- **Instructions to follow**
Could you retype the stretch of the court opinion below, from "4. It is next" through "N. W. 519).", without changing a single character?

3. It is claimed the tax receipt admitted in evidence was not competent because it had been altered or changed. The statute, section 788 of Hill’s Code, *329provides that “The party producing a writing as genuine which has been altered, or appears to have been altered, after its execution or making, in a part material to the question in dispute, shall account for the appearance or alteration,” etc. Now, it does not appear that the receipt had been altered or changed after its execution or delivery to the taxpayer. Indeed, the only evidence on that subject is the evidence of Gaston, who said he did not recollect anything definite about it, but it was evidently a mistake of some sort, and at the time óf making the receipt it was corrected, but “I know the receipt has never been altered since I received it.” True, this evidence was given after the receipt was formally admitted, but it was sufficient to cure the objection to its admission on account of its appearance. Its value as evidence, therefore, became a question for the jury,

4. It is next claimed that the defendant did not show sufficient interest in the property to entitle her to pay the tax. The evidence shows that she claimed to have some interest, but, whether this claim was well-founded or not, the right of the state to sell the land ceased when the tax was paid by her and accepted by the proper collecting officer. The power of sale is limited to coercing payment of the tax, and as soon as it is paid the power ceases, and it is generally held to be immaterial by whom the payment was made, if it was in fact accepted by the officers authorized to collect it: Blackwell on Tax Titles, §826; Black on Tax Titles, § 161; Cooley on Taxation, 450; Iowa Railroad Land Company v. Guthrie, 53 Iowa, 386 (5 N. W. 519).

5. It is also claimed that the evidence was insufficient to support the finding that the tax had been *330paid. The weight and sufficiency of the evidence was. for the jury and not the court. In our opinion it tended to show that the defendant had paid the tax prior to the sale. Gaston so testified, and the receipt produced by him so indicated. As we have already said, the defendant is not bound by the condition of the assessment roll or the fact that the sheriff may have applied the money paid by her to the payment of the tax assessed against other property: Blackwell on Tax Titles, § 831. The ultimate fact to be determined in the case was whether the defendant actually paid the tax upon the property in controversy. If so, the right to sell ceased, and the purchaser took no title. This was a question for the jury under the evidence, and we think was properly submitted to them.

6. To defeat defendant’s right to show that the tax had been paid, plaintiff offered in evidence, as an estoppel, a judgment rendered in favor of James A. Bennett, and Laura Bennett, the successors of Brown, who was the purchaser at the tax sale, adjudging them to be the owners in fee simple of the property in controversy, rendered in an action brought by one Hannah M. Smith to recover possession thereof, in which action the Bennetts set up the tax title to Brown as a defense, accompanied with an offer to show that the action was instituted at the request of defendant. This evidence was, we think, 'properly excluded, if for no other reason because it does not appear, and no offer was made to show, that the question of payment of the tax was submitted to or passed upon by the court, or became at all material to the determination of the case. For aught that appears the plaintiff in that action may have failed because of the weakness of her own title, and the defendants may not have *331been called upon to make a defense, and so the validity of the tax deed not be called in question. These are all the alleged errors in the record affecting the question concerning the payment of the tax, and, having concluded that none of them are well taken, we are constrained to affirm the judgment, and it is so ordered. Affirmed.

- **Listed records**
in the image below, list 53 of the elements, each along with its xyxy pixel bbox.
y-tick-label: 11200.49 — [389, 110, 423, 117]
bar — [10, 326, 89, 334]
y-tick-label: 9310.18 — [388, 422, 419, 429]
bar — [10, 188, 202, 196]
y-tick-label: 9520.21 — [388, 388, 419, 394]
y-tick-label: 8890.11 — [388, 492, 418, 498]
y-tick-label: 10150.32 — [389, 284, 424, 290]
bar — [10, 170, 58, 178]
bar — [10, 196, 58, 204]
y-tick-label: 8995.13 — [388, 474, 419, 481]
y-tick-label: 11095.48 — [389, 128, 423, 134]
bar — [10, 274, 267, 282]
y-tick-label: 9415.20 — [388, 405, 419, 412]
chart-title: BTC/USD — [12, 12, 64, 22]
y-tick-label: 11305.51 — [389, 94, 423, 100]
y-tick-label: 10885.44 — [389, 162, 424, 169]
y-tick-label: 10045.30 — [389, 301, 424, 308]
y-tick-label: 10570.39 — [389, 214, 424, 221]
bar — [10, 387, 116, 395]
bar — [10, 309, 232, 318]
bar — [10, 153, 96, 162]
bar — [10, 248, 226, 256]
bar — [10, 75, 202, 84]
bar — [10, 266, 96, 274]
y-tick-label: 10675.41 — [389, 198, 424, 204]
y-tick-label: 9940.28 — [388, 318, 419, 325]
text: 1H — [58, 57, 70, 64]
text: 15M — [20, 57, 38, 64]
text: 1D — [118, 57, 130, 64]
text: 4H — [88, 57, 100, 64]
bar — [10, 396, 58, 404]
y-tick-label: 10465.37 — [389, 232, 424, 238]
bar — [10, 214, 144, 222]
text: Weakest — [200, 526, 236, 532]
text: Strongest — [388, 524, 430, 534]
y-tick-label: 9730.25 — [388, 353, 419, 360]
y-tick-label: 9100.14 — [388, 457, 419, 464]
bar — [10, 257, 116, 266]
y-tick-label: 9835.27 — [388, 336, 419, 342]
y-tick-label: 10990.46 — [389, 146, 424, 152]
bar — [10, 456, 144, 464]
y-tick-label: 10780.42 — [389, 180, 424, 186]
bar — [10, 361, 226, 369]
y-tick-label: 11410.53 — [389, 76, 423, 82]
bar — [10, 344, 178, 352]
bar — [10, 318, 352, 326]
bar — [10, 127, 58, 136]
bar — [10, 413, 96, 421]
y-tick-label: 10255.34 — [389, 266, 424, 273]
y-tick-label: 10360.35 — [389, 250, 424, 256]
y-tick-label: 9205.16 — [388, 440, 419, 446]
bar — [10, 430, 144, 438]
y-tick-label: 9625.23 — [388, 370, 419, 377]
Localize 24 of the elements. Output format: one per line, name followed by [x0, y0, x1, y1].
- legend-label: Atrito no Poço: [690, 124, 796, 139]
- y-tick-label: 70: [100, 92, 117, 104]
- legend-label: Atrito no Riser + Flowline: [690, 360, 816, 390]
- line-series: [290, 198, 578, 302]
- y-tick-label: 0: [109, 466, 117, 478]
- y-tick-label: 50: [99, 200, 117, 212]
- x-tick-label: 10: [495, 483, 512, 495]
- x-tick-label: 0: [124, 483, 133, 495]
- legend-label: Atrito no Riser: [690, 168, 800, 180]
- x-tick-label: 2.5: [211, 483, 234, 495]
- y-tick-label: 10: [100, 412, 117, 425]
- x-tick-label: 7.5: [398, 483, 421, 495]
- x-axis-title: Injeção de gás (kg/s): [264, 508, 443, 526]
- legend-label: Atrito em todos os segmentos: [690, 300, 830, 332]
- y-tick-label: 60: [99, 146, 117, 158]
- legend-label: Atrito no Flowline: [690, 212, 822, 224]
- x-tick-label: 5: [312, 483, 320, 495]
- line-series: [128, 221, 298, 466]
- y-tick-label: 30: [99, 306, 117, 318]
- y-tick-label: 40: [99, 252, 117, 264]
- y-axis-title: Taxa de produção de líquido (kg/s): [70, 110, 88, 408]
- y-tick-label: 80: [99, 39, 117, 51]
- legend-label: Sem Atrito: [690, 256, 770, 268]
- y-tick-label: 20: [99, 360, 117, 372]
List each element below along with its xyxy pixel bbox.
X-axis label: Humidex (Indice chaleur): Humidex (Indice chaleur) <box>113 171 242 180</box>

- **Exercise solution**
4. It is next claimed that the defendant did not show sufficient interest in the property to entitle her to pay the tax. The evidence shows that she claimed to have some interest, but, whether this claim was well-founded or not, the right of the state to sell the land ceased when the tax was paid by her and accepted by the proper collecting officer. The power of sale is limited to coercing payment of the tax, and as soon as it is paid the power ceases, and it is generally held to be immaterial by whom the payment was made, if it was in fact accepted by the officers authorized to collect it: Blackwell on Tax Titles, §826; Black on Tax Titles, § 161; Cooley on Taxation, 450; Iowa Railroad Land Company v. Guthrie, 53 Iowa, 386 (5 N. W. 519).